Work to be completed » Select every line below containing the word "horizontal".

# # #

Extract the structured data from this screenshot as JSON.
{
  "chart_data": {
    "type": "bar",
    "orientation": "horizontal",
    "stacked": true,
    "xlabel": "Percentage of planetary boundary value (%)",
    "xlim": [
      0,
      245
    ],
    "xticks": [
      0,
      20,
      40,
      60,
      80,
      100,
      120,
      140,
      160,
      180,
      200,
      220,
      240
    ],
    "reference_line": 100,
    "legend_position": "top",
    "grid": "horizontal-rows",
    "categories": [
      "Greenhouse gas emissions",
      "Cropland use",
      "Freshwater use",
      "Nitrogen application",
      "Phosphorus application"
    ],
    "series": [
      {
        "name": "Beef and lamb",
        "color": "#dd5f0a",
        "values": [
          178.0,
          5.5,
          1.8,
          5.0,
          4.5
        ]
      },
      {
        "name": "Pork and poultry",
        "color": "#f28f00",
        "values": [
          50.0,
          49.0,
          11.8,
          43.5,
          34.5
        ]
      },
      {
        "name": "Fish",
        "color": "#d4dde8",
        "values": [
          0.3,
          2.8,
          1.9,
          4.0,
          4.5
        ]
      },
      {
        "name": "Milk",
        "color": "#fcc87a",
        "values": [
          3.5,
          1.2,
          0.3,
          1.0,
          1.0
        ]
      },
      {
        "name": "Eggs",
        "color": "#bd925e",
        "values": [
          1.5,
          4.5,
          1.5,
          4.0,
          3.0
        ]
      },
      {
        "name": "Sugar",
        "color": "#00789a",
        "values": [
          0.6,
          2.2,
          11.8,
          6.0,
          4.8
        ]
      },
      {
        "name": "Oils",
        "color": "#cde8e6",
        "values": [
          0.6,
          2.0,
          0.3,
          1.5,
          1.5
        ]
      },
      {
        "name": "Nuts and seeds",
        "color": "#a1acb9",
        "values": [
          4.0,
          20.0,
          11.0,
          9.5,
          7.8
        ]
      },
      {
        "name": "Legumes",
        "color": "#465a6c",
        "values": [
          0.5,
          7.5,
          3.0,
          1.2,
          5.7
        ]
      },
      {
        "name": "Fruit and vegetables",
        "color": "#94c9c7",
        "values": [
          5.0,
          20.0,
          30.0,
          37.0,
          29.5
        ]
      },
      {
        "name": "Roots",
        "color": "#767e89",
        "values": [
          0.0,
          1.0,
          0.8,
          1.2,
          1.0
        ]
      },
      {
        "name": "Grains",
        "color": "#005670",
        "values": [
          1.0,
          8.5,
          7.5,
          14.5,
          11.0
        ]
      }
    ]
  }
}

# # #

Response »
    "orientation": "horizontal",
    "grid": "horizontal-rows",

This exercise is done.